◆ THE EXERCISE: Count up the lines in the following listing that hold the word "ORANI", then give only that count.

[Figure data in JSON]

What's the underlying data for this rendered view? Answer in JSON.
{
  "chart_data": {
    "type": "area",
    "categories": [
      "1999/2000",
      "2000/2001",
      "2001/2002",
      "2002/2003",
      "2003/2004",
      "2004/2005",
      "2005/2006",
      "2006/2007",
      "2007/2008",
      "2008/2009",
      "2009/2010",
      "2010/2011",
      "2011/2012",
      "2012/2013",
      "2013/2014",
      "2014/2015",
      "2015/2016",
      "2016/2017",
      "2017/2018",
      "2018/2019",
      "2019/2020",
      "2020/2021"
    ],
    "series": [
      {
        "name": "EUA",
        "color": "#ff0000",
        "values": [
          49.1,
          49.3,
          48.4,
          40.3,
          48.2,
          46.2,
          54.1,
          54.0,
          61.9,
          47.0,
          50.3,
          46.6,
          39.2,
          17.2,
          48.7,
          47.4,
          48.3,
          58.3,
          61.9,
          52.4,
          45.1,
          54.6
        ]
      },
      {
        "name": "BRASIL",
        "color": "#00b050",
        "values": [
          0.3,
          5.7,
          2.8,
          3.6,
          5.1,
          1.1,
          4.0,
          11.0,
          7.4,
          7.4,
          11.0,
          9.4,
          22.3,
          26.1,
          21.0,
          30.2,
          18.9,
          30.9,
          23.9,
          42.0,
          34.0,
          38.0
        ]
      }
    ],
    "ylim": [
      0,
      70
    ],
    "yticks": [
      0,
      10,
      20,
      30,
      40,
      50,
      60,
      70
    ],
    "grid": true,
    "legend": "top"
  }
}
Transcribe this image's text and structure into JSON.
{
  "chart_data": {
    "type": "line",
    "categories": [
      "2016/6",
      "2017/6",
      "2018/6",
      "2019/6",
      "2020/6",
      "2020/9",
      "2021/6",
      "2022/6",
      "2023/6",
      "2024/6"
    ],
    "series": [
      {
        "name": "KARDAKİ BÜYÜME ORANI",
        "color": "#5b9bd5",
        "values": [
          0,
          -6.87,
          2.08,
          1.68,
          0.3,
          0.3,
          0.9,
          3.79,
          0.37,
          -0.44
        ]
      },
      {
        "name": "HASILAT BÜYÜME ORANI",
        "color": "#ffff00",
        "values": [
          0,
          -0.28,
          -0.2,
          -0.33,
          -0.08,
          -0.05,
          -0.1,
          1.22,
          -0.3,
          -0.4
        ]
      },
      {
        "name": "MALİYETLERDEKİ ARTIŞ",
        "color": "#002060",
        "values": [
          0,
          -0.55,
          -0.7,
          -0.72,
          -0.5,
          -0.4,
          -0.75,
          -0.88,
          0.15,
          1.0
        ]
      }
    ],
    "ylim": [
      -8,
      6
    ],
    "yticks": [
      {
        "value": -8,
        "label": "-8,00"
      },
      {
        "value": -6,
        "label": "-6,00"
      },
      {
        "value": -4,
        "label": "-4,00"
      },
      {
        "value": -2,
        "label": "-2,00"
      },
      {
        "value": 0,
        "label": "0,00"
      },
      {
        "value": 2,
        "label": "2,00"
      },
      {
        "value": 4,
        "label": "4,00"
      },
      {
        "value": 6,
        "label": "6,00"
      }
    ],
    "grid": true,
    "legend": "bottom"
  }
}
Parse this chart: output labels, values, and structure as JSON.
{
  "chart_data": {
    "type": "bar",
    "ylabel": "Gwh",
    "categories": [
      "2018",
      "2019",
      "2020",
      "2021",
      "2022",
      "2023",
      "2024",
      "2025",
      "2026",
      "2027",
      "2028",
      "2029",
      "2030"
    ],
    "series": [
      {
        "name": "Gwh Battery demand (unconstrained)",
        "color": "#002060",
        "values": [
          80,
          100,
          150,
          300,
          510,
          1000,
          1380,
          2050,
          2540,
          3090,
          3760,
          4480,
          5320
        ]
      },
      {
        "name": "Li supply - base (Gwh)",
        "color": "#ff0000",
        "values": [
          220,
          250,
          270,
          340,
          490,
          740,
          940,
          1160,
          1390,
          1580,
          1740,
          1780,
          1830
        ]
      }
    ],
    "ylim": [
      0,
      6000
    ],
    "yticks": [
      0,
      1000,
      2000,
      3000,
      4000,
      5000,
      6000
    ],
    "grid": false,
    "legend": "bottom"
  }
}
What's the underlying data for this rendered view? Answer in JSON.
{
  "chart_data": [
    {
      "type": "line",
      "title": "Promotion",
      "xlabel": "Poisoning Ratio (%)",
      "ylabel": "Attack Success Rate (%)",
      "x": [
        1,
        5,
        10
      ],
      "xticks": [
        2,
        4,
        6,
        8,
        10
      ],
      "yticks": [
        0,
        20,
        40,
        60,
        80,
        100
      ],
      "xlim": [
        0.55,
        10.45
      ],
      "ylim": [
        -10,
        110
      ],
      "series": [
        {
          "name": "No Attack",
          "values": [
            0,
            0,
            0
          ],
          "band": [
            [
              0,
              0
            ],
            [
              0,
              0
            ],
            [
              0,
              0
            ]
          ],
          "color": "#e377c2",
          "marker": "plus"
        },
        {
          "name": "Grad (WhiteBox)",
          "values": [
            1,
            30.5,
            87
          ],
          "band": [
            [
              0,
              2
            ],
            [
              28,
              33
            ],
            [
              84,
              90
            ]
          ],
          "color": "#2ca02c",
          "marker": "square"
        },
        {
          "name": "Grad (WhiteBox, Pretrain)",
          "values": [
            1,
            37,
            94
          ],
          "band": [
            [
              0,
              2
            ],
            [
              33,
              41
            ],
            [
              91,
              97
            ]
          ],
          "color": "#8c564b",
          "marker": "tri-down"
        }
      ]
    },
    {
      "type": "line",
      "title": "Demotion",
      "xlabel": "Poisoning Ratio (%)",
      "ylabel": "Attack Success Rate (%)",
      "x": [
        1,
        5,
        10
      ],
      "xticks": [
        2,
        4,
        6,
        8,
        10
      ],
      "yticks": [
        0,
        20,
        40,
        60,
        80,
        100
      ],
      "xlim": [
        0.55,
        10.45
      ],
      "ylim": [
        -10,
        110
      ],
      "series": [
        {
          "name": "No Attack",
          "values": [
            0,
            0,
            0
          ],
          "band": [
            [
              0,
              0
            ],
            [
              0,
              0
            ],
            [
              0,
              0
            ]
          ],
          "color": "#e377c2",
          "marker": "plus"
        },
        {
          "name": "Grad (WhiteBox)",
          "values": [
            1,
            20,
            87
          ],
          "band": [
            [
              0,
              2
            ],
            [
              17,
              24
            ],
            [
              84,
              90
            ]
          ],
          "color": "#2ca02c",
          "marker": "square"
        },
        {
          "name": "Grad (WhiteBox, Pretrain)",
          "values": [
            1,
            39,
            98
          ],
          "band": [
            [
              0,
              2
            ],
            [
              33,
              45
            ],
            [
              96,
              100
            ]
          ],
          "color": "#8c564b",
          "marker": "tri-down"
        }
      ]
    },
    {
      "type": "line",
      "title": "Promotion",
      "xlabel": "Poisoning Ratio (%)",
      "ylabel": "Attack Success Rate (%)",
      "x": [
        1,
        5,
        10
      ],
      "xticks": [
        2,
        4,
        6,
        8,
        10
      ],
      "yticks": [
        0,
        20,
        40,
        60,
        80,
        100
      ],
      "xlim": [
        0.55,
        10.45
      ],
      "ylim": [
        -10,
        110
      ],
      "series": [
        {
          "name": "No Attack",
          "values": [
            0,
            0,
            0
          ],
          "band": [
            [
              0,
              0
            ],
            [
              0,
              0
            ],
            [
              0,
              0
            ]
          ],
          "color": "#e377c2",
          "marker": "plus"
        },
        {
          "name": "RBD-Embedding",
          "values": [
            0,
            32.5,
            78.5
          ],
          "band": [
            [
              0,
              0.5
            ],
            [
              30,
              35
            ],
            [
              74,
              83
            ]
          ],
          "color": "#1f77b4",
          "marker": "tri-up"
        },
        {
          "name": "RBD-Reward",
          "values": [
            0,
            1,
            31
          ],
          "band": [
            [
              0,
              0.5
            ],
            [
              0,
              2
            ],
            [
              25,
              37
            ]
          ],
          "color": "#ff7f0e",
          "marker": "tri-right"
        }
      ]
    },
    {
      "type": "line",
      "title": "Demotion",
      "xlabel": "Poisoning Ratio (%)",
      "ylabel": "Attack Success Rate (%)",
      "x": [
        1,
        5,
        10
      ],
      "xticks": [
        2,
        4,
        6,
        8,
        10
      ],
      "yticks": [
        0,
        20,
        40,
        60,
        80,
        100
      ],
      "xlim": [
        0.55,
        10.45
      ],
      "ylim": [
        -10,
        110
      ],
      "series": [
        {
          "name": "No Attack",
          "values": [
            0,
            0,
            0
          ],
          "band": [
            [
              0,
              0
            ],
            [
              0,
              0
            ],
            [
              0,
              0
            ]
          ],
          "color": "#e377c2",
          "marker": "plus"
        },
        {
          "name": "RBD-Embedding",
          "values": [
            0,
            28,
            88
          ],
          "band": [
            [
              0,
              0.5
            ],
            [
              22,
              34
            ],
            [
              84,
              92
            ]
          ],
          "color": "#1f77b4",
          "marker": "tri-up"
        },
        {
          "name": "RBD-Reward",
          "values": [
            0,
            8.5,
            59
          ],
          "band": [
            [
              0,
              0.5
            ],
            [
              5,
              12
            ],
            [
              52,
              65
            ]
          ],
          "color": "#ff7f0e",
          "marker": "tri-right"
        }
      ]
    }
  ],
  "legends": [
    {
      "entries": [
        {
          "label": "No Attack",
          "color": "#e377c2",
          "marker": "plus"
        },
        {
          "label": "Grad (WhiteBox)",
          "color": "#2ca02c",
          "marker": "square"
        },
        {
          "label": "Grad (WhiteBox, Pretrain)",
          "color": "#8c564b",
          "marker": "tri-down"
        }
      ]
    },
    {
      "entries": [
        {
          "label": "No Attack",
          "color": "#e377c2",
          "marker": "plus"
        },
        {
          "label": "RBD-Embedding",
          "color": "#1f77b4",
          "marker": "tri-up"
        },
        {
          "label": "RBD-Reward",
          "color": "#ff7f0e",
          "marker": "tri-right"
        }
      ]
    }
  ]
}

◆ TASK OUTPUT: 2